* START EXERCISE INPUT *

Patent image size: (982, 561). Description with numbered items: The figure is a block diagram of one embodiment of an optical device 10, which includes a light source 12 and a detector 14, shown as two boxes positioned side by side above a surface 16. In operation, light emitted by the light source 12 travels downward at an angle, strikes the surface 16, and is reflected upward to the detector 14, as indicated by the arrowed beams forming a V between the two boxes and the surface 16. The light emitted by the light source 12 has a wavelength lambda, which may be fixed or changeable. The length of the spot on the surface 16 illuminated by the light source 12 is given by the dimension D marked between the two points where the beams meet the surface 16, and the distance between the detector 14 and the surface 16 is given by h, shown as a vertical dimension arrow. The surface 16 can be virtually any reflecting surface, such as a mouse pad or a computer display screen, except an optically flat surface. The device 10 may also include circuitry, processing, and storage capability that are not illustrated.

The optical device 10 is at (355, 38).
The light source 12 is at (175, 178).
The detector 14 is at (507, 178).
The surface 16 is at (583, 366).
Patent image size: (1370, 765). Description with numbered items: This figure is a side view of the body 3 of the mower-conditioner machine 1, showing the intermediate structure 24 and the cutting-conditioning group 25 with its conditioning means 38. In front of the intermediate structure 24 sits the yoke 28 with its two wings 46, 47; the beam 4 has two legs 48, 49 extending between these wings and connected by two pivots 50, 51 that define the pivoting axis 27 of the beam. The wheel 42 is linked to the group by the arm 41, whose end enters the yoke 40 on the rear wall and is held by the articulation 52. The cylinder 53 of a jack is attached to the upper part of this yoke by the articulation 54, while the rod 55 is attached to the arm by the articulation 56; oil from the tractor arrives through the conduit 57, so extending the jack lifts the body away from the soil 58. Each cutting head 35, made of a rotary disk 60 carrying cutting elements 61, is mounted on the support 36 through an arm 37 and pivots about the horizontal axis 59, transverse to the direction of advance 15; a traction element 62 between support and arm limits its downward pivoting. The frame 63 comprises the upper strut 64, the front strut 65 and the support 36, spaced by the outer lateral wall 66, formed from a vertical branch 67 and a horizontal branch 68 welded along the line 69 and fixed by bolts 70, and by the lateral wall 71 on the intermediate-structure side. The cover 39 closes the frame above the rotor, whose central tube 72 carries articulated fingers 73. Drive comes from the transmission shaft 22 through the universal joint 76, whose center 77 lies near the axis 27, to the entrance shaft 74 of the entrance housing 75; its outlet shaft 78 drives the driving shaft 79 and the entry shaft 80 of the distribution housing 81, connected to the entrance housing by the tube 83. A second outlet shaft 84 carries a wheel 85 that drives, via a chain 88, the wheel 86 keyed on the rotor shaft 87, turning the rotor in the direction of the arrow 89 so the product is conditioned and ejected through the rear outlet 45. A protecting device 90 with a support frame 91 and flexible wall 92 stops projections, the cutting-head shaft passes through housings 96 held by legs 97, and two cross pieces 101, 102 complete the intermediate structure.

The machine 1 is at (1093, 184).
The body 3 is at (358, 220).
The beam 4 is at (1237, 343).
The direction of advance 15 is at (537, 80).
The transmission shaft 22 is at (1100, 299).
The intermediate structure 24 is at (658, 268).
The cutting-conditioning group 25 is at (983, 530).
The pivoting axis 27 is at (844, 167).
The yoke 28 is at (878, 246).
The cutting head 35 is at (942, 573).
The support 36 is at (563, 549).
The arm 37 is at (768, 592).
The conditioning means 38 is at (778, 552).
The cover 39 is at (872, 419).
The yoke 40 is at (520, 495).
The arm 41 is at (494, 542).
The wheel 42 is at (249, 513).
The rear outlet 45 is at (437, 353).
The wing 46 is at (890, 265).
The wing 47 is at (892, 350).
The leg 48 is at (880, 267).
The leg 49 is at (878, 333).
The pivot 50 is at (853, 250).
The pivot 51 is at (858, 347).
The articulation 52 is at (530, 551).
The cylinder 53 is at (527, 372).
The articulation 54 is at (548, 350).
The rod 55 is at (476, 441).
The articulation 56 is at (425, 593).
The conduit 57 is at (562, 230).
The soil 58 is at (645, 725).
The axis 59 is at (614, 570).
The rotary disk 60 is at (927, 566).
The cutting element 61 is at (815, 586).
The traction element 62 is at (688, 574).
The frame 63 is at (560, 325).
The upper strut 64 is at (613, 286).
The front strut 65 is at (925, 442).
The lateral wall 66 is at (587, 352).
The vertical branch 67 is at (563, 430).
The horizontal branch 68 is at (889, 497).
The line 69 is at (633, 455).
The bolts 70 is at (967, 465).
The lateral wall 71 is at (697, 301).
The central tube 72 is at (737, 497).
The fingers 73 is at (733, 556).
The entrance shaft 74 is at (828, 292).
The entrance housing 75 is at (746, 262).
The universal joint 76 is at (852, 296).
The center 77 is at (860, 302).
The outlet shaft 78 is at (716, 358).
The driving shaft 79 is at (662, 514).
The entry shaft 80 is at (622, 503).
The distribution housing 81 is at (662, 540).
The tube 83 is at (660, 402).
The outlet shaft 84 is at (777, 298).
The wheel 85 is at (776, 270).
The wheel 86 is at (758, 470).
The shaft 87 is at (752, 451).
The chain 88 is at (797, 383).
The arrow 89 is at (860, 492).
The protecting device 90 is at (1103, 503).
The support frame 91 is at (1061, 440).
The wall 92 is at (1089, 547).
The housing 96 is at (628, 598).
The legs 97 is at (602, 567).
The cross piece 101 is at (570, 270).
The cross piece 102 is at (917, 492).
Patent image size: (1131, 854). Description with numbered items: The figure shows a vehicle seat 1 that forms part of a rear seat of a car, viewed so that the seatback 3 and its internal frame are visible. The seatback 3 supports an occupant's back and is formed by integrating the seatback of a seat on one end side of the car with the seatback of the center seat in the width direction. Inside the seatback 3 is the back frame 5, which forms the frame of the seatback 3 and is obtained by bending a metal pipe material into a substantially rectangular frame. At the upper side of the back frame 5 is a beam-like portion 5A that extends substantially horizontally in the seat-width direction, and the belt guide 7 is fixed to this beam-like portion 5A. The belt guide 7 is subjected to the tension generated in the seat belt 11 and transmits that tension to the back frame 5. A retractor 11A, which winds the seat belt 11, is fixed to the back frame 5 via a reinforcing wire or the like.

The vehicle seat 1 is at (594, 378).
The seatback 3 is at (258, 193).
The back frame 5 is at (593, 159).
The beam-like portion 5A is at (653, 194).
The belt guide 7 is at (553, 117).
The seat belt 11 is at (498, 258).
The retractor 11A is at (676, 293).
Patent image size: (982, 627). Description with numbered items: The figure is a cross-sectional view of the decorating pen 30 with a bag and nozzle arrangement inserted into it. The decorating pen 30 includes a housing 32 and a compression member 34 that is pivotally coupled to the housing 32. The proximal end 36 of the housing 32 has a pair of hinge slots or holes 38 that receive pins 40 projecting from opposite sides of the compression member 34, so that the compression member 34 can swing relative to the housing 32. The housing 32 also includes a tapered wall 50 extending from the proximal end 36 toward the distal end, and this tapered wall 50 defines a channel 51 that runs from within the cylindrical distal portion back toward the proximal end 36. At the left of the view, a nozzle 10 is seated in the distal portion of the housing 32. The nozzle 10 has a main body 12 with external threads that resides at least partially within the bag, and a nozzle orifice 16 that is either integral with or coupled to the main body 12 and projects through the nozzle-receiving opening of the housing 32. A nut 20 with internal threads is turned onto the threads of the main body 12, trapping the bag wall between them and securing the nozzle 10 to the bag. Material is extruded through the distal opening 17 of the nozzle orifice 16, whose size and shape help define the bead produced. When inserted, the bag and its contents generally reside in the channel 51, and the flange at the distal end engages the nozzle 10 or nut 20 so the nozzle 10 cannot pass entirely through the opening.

* END EXERCISE INPUT *

*SHORT PROBLEM:* Arrange all of these lines as a JSON list of strings, one string per line, leaving out blank lines.

*ANSWER TO THIS TASK:*
[
  "Patent image size: (982, 561). Description with numbered items: The figure is a block diagram of one embodiment of an optical device 10, which includes a light source 12 and a detector 14, shown as two boxes positioned side by side above a surface 16. In operation, light emitted by the light source 12 travels downward at an angle, strikes the surface 16, and is reflected upward to the detector 14, as indicated by the arrowed beams forming a V between the two boxes and the surface 16. The light emitted by the light source 12 has a wavelength lambda, which may be fixed or changeable. The length of the spot on the surface 16 illuminated by the light source 12 is given by the dimension D marked between the two points where the beams meet the surface 16, and the distance between the detector 14 and the surface 16 is given by h, shown as a vertical dimension arrow. The surface 16 can be virtually any reflecting surface, such as a mouse pad or a computer display screen, except an optically flat surface. The device 10 may also include circuitry, processing, and storage capability that are not illustrated.",
  "The optical device 10 is at (355, 38).",
  "The light source 12 is at (175, 178).",
  "The detector 14 is at (507, 178).",
  "The surface 16 is at (583, 366).",
  "Patent image size: (1370, 765). Description with numbered items: This figure is a side view of the body 3 of the mower-conditioner machine 1, showing the intermediate structure 24 and the cutting-conditioning group 25 with its conditioning means 38. In front of the intermediate structure 24 sits the yoke 28 with its two wings 46, 47; the beam 4 has two legs 48, 49 extending between these wings and connected by two pivots 50, 51 that define the pivoting axis 27 of the beam. The wheel 42 is linked to the group by the arm 41, whose end enters the yoke 40 on the rear wall and is held by the articulation 52. The cylinder 53 of a jack is attached to the upper part of this yoke by the articulation 54, while the rod 55 is attached to the arm by the articulation 56; oil from the tractor arrives through the conduit 57, so extending the jack lifts the body away from the soil 58. Each cutting head 35, made of a rotary disk 60 carrying cutting elements 61, is mounted on the support 36 through an arm 37 and pivots about the horizontal axis 59, transverse to the direction of advance 15; a traction element 62 between support and arm limits its downward pivoting. The frame 63 comprises the upper strut 64, the front strut 65 and the support 36, spaced by the outer lateral wall 66, formed from a vertical branch 67 and a horizontal branch 68 welded along the line 69 and fixed by bolts 70, and by the lateral wall 71 on the intermediate-structure side. The cover 39 closes the frame above the rotor, whose central tube 72 carries articulated fingers 73. Drive comes from the transmission shaft 22 through the universal joint 76, whose center 77 lies near the axis 27, to the entrance shaft 74 of the entrance housing 75; its outlet shaft 78 drives the driving shaft 79 and the entry shaft 80 of the distribution housing 81, connected to the entrance housing by the tube 83. A second outlet shaft 84 carries a wheel 85 that drives, via a chain 88, the wheel 86 keyed on the rotor shaft 87, turning the rotor in the direction of the arrow 89 so the product is conditioned and ejected through the rear outlet 45. A protecting device 90 with a support frame 91 and flexible wall 92 stops projections, the cutting-head shaft passes through housings 96 held by legs 97, and two cross pieces 101, 102 complete the intermediate structure.",
  "The machine 1 is at (1093, 184).",
  "The body 3 is at (358, 220).",
  "The beam 4 is at (1237, 343).",
  "The direction of advance 15 is at (537, 80).",
  "The transmission shaft 22 is at (1100, 299).",
  "The intermediate structure 24 is at (658, 268).",
  "The cutting-conditioning group 25 is at (983, 530).",
  "The pivoting axis 27 is at (844, 167).",
  "The yoke 28 is at (878, 246).",
  "The cutting head 35 is at (942, 573).",
  "The support 36 is at (563, 549).",
  "The arm 37 is at (768, 592).",
  "The conditioning means 38 is at (778, 552).",
  "The cover 39 is at (872, 419).",
  "The yoke 40 is at (520, 495).",
  "The arm 41 is at (494, 542).",
  "The wheel 42 is at (249, 513).",
  "The rear outlet 45 is at (437, 353).",
  "The wing 46 is at (890, 265).",
  "The wing 47 is at (892, 350).",
  "The leg 48 is at (880, 267).",
  "The leg 49 is at (878, 333).",
  "The pivot 50 is at (853, 250).",
  "The pivot 51 is at (858, 347).",
  "The articulation 52 is at (530, 551).",
  "The cylinder 53 is at (527, 372).",
  "The articulation 54 is at (548, 350).",
  "The rod 55 is at (476, 441).",
  "The articulation 56 is at (425, 593).",
  "The conduit 57 is at (562, 230).",
  "The soil 58 is at (645, 725).",
  "The axis 59 is at (614, 570).",
  "The rotary disk 60 is at (927, 566).",
  "The cutting element 61 is at (815, 586).",
  "The traction element 62 is at (688, 574).",
  "The frame 63 is at (560, 325).",
  "The upper strut 64 is at (613, 286).",
  "The front strut 65 is at (925, 442).",
  "The lateral wall 66 is at (587, 352).",
  "The vertical branch 67 is at (563, 430).",
  "The horizontal branch 68 is at (889, 497).",
  "The line 69 is at (633, 455).",
  "The bolts 70 is at (967, 465).",
  "The lateral wall 71 is at (697, 301).",
  "The central tube 72 is at (737, 497).",
  "The fingers 73 is at (733, 556).",
  "The entrance shaft 74 is at (828, 292).",
  "The entrance housing 75 is at (746, 262).",
  "The universal joint 76 is at (852, 296).",
  "The center 77 is at (860, 302).",
  "The outlet shaft 78 is at (716, 358).",
  "The driving shaft 79 is at (662, 514).",
  "The entry shaft 80 is at (622, 503).",
  "The distribution housing 81 is at (662, 540).",
  "The tube 83 is at (660, 402).",
  "The outlet shaft 84 is at (777, 298).",
  "The wheel 85 is at (776, 270).",
  "The wheel 86 is at (758, 470).",
  "The shaft 87 is at (752, 451).",
  "The chain 88 is at (797, 383).",
  "The arrow 89 is at (860, 492).",
  "The protecting device 90 is at (1103, 503).",
  "The support frame 91 is at (1061, 440).",
  "The wall 92 is at (1089, 547).",
  "The housing 96 is at (628, 598).",
  "The legs 97 is at (602, 567).",
  "The cross piece 101 is at (570, 270).",
  "The cross piece 102 is at (917, 492).",
  "Patent image size: (1131, 854). Description with numbered items: The figure shows a vehicle seat 1 that forms part of a rear seat of a car, viewed so that the seatback 3 and its internal frame are visible. The seatback 3 supports an occupant's back and is formed by integrating the seatback of a seat on one end side of the car with the seatback of the center seat in the width direction. Inside the seatback 3 is the back frame 5, which forms the frame of the seatback 3 and is obtained by bending a metal pipe material into a substantially rectangular frame. At the upper side of the back frame 5 is a beam-like portion 5A that extends substantially horizontally in the seat-width direction, and the belt guide 7 is fixed to this beam-like portion 5A. The belt guide 7 is subjected to the tension generated in the seat belt 11 and transmits that tension to the back frame 5. A retractor 11A, which winds the seat belt 11, is fixed to the back frame 5 via a reinforcing wire or the like.",
  "The vehicle seat 1 is at (594, 378).",
  "The seatback 3 is at (258, 193).",
  "The back frame 5 is at (593, 159).",
  "The beam-like portion 5A is at (653, 194).",
  "The belt guide 7 is at (553, 117).",
  "The seat belt 11 is at (498, 258).",
  "The retractor 11A is at (676, 293).",
  "Patent image size: (982, 627). Description with numbered items: The figure is a cross-sectional view of the decorating pen 30 with a bag and nozzle arrangement inserted into it. The decorating pen 30 includes a housing 32 and a compression member 34 that is pivotally coupled to the housing 32. The proximal end 36 of the housing 32 has a pair of hinge slots or holes 38 that receive pins 40 projecting from opposite sides of the compression member 34, so that the compression member 34 can swing relative to the housing 32. The housing 32 also includes a tapered wall 50 extending from the proximal end 36 toward the distal end, and this tapered wall 50 defines a channel 51 that runs from within the cylindrical distal portion back toward the proximal end 36. At the left of the view, a nozzle 10 is seated in the distal portion of the housing 32. The nozzle 10 has a main body 12 with external threads that resides at least partially within the bag, and a nozzle orifice 16 that is either integral with or coupled to the main body 12 and projects through the nozzle-receiving opening of the housing 32. A nut 20 with internal threads is turned onto the threads of the main body 12, trapping the bag wall between them and securing the nozzle 10 to the bag. Material is extruded through the distal opening 17 of the nozzle orifice 16, whose size and shape help define the bead produced. When inserted, the bag and its contents generally reside in the channel 51, and the flange at the distal end engages the nozzle 10 or nut 20 so the nozzle 10 cannot pass entirely through the opening."
]